═══ DOCUMENT TEXT ═══

This issue is exacerbated by the lack of a generalized tape device driver in Mac OS X and Mac OS X Server. Most Unix operating systems contain a /dev/tape or equivalent, allowing a wide variety of common Unix utilities to be leveraged towards a backup solution. Apple’s position is that such a device driver would be prohibitively complex, since tape devices are notoriously quirky and vary tremendously from vendor to vendor. While this may be true, Sun, Microsoft, and half a dozen Linux companies don’t seem to have a problem with it.
A final challenge relates to the dual forked nature of HFS+. As noted many times throughout this and other documentation, most Unix utilities have evolved without the notion of dual forked files. Nowhere is this more relevant on Mac OS X and Mac OS X Server than in the backup space. Many applications still rely on documents with resource forks, and the volume of resource-ridden legacy data cannot be underestimated. This means that many well established mechanisms for backup (such as scripts using dump, restore, and tar) are not relevant on Mac OS X and Mac OS X Server, at least in the 10.3 environment.
Although neither ships in a default install of Mac OS X, at least two versions of tar that support resource forks do exist. hfstar (http://www.metaobject.com/Products.html) and xtar (http://www.helios.de/news/news03/N_06_03.phtml) may both be used to effectively manage archival data on Mac OS X, including resource forks. They can be used exactly like traditional versions of tar (even driving remote tape drives hosted on some other OS with /dev/tape). Most of the examples here should work with either xtar or hfstar-- remember, though, they are not meant for the tar binary that is included with Mac OS X or Mac OS X Server. tar tasks include:
Creating an archive. This most basic and common tar operation can be useful for archiving files. Using the tar and date commands to create a timestamped tar archive of an entire volume. Notice that the date command is escaped with backticks in order to make sure that its output is included in the tar command.

═══

**REQUIRED TASKS**.
**1.** Name every program or command that the text on Mac OS X backup mentions by name.
**2.** Retype everything in the text on Mac OS X backup from "A final challenge" down to "the 10.3 environment.".

═══ DATASET RECORDS ═══

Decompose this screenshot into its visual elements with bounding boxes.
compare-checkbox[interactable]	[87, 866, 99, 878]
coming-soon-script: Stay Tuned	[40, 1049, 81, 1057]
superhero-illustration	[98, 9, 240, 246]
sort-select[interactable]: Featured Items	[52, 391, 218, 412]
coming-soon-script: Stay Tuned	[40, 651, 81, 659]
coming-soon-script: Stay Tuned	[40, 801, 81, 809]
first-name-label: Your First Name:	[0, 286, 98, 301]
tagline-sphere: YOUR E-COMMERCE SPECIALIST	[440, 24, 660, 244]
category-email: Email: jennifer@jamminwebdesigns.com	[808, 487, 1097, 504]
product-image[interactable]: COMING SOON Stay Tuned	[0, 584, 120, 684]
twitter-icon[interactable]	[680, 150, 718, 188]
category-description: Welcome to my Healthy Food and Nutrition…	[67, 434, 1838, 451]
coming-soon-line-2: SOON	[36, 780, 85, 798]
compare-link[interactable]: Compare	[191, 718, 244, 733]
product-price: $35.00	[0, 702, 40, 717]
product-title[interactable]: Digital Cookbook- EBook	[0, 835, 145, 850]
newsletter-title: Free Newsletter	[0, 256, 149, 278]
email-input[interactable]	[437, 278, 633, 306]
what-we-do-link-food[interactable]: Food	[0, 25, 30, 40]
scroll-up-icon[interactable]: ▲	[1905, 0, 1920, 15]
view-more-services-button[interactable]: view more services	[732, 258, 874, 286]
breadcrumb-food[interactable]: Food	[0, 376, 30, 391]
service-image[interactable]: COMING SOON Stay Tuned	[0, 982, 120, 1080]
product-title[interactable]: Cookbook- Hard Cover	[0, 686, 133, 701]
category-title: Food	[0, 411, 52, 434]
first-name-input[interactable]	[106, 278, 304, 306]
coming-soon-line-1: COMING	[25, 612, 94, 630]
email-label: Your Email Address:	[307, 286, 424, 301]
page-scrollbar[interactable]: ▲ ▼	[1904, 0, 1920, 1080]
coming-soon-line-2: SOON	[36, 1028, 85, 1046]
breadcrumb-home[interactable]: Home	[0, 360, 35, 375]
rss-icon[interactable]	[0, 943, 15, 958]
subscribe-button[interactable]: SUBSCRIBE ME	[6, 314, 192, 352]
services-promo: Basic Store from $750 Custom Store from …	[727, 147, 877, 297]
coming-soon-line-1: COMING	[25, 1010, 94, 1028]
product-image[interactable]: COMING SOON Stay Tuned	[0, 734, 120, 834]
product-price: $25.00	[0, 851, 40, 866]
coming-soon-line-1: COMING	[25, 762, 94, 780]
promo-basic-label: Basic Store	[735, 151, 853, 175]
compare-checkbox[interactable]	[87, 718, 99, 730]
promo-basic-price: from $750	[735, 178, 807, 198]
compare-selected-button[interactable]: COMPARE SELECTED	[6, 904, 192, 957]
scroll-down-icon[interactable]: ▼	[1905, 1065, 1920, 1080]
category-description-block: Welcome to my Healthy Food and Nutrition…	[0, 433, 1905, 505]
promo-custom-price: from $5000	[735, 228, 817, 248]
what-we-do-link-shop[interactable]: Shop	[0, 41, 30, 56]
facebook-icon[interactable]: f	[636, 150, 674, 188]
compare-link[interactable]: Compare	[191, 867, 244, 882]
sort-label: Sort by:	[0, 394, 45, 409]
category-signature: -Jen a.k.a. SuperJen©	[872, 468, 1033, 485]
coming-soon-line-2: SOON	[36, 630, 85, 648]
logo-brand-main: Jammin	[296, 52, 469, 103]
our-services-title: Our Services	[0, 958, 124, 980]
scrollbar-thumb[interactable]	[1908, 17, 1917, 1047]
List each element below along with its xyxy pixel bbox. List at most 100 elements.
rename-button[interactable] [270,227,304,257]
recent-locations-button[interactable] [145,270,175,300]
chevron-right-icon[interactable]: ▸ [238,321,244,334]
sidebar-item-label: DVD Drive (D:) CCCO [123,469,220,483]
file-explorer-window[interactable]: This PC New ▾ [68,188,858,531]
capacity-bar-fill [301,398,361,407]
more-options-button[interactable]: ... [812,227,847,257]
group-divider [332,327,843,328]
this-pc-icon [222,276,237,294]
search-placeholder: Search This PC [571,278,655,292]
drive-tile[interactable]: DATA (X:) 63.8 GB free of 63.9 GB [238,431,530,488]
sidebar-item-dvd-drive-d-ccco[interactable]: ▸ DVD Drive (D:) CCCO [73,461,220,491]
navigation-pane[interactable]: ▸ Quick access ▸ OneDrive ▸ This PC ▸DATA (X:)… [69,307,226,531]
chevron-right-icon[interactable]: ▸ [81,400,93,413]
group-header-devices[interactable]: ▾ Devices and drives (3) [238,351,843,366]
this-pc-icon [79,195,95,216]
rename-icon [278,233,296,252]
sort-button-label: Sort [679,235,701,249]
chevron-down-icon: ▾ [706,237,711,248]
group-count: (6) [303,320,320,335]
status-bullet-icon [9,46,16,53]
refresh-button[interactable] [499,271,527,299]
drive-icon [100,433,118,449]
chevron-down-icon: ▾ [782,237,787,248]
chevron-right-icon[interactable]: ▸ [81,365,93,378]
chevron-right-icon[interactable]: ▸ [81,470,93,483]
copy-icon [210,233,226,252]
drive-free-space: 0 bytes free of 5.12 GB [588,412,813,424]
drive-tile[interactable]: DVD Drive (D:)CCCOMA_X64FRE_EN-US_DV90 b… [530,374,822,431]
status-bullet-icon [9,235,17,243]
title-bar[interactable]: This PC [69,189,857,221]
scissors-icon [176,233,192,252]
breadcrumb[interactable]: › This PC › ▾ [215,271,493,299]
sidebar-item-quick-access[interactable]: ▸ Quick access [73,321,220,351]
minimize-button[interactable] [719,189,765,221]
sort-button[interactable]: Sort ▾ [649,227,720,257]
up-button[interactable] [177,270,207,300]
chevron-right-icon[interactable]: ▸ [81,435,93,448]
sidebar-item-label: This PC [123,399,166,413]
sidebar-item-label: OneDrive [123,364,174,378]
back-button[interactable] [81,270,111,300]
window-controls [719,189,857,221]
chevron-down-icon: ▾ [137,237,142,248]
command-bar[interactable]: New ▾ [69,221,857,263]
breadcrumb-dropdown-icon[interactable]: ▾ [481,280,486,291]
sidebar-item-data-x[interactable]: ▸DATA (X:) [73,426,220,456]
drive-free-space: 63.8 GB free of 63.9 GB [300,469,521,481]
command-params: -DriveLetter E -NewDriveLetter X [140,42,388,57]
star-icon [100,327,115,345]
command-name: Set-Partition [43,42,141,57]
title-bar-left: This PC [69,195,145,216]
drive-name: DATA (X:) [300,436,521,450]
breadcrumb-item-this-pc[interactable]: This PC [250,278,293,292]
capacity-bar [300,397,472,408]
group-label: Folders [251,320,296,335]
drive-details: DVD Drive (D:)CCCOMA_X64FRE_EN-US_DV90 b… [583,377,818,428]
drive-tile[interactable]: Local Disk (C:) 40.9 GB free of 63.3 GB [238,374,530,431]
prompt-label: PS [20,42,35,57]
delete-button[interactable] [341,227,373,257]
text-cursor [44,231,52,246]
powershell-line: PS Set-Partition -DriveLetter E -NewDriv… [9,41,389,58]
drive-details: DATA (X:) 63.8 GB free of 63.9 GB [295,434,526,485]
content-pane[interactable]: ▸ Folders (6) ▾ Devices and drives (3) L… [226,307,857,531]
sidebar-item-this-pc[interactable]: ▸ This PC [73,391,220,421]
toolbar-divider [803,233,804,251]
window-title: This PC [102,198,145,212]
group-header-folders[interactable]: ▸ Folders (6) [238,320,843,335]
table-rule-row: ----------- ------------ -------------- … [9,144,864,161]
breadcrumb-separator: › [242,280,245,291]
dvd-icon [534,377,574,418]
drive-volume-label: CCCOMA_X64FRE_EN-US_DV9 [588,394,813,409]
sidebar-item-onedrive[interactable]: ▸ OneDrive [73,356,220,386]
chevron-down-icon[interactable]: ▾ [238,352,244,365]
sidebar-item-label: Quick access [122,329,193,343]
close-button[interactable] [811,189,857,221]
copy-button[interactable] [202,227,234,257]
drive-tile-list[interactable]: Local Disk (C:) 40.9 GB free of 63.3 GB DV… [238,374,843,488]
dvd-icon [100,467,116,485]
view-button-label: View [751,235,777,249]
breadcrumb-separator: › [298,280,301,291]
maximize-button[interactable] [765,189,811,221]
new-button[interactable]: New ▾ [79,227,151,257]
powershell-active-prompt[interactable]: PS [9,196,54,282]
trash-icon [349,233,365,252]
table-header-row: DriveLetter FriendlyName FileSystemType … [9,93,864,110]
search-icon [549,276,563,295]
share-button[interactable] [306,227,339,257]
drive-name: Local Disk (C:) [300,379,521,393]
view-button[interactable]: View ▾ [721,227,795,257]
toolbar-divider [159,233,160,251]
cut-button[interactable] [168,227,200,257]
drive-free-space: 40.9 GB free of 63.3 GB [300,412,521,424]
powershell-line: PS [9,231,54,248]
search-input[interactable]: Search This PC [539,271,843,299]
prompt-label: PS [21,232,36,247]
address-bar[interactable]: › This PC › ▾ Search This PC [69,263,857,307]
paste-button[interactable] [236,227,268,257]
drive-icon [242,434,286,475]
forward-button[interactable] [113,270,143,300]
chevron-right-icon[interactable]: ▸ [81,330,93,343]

═══

**RESPONSES**.
**1.** dump, restore, tar, hfstar, xtar, date

**2.**
A final challenge relates to the dual forked nature of HFS+. As noted many times throughout this and other documentation, most Unix utilities have evolved without the notion of dual forked files. Nowhere is this more relevant on Mac OS X and Mac OS X Server than in the backup space. Many applications still rely on documents with resource forks, and the volume of resource-ridden legacy data cannot be underestimated. This means that many well established mechanisms for backup (such as scripts using dump, restore, and tar) are not relevant on Mac OS X and Mac OS X Server, at least in the 10.3 environment.